▸ Request
Reproduce the listing that follows with no differences at all.

-- START OF Stored rows --

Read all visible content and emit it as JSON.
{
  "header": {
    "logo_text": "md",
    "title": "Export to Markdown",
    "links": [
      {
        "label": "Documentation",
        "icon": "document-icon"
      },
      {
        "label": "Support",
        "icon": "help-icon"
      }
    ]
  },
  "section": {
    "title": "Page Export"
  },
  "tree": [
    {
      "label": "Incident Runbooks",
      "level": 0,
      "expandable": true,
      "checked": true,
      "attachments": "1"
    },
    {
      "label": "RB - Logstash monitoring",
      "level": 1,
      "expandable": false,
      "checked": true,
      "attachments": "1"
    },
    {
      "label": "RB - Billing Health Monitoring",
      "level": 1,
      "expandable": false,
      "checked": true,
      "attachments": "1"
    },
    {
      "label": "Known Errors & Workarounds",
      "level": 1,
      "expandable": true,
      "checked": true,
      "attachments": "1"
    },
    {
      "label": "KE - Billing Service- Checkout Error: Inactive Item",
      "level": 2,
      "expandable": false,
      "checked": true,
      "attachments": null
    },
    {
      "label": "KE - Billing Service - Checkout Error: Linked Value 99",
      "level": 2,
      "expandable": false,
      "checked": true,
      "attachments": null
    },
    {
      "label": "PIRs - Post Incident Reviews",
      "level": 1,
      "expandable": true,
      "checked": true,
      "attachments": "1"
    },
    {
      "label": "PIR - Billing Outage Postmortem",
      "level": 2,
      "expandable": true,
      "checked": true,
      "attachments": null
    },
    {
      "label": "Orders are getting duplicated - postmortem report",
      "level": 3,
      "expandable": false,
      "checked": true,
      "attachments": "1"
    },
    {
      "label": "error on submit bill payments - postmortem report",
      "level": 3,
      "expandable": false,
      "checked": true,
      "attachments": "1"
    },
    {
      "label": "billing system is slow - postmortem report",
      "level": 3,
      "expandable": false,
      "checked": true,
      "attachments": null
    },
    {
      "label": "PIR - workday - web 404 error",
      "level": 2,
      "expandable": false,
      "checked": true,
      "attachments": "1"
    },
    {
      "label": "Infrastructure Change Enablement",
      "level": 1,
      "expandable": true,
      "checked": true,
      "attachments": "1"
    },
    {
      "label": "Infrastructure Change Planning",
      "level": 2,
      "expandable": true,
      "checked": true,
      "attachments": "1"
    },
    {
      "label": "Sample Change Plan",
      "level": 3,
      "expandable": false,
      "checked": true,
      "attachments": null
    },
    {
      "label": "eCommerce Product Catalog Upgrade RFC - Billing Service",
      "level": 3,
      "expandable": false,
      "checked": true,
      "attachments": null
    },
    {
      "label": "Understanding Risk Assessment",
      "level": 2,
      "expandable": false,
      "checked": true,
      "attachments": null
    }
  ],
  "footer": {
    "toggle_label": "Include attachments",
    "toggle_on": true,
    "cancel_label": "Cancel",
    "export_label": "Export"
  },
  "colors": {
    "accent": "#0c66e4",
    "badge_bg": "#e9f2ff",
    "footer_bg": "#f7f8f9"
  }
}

-- END OF Stored rows --

▸ Task answer
Read all visible content and emit it as JSON.
{
  "header": {
    "logo_text": "md",
    "title": "Export to Markdown",
    "links": [
      {
        "label": "Documentation",
        "icon": "document-icon"
      },
      {
        "label": "Support",
        "icon": "help-icon"
      }
    ]
  },
  "section": {
    "title": "Page Export"
  },
  "tree": [
    {
      "label": "Incident Runbooks",
      "level": 0,
      "expandable": true,
      "checked": true,
      "attachments": "1"
    },
    {
      "label": "RB - Logstash monitoring",
      "level": 1,
      "expandable": false,
      "checked": true,
      "attachments": "1"
    },
    {
      "label": "RB - Billing Health Monitoring",
      "level": 1,
      "expandable": false,
      "checked": true,
      "attachments": "1"
    },
    {
      "label": "Known Errors & Workarounds",
      "level": 1,
      "expandable": true,
      "checked": true,
      "attachments": "1"
    },
    {
      "label": "KE - Billing Service- Checkout Error: Inactive Item",
      "level": 2,
      "expandable": false,
      "checked": true,
      "attachments": null
    },
    {
      "label": "KE - Billing Service - Checkout Error: Linked Value 99",
      "level": 2,
      "expandable": false,
      "checked": true,
      "attachments": null
    },
    {
      "label": "PIRs - Post Incident Reviews",
      "level": 1,
      "expandable": true,
      "checked": true,
      "attachments": "1"
    },
    {
      "label": "PIR - Billing Outage Postmortem",
      "level": 2,
      "expandable": true,
      "checked": true,
      "attachments": null
    },
    {
      "label": "Orders are getting duplicated - postmortem report",
      "level": 3,
      "expandable": false,
      "checked": true,
      "attachments": "1"
    },
    {
      "label": "error on submit bill payments - postmortem report",
      "level": 3,
      "expandable": false,
      "checked": true,
      "attachments": "1"
    },
    {
      "label": "billing system is slow - postmortem report",
      "level": 3,
      "expandable": false,
      "checked": true,
      "attachments": null
    },
    {
      "label": "PIR - workday - web 404 error",
      "level": 2,
      "expandable": false,
      "checked": true,
      "attachments": "1"
    },
    {
      "label": "Infrastructure Change Enablement",
      "level": 1,
      "expandable": true,
      "checked": true,
      "attachments": "1"
    },
    {
      "label": "Infrastructure Change Planning",
      "level": 2,
      "expandable": true,
      "checked": true,
      "attachments": "1"
    },
    {
      "label": "Sample Change Plan",
      "level": 3,
      "expandable": false,
      "checked": true,
      "attachments": null
    },
    {
      "label": "eCommerce Product Catalog Upgrade RFC - Billing Service",
      "level": 3,
      "expandable": false,
      "checked": true,
      "attachments": null
    },
    {
      "label": "Understanding Risk Assessment",
      "level": 2,
      "expandable": false,
      "checked": true,
      "attachments": null
    }
  ],
  "footer": {
    "toggle_label": "Include attachments",
    "toggle_on": true,
    "cancel_label": "Cancel",
    "export_label": "Export"
  },
  "colors": {
    "accent": "#0c66e4",
    "badge_bg": "#e9f2ff",
    "footer_bg": "#f7f8f9"
  }
}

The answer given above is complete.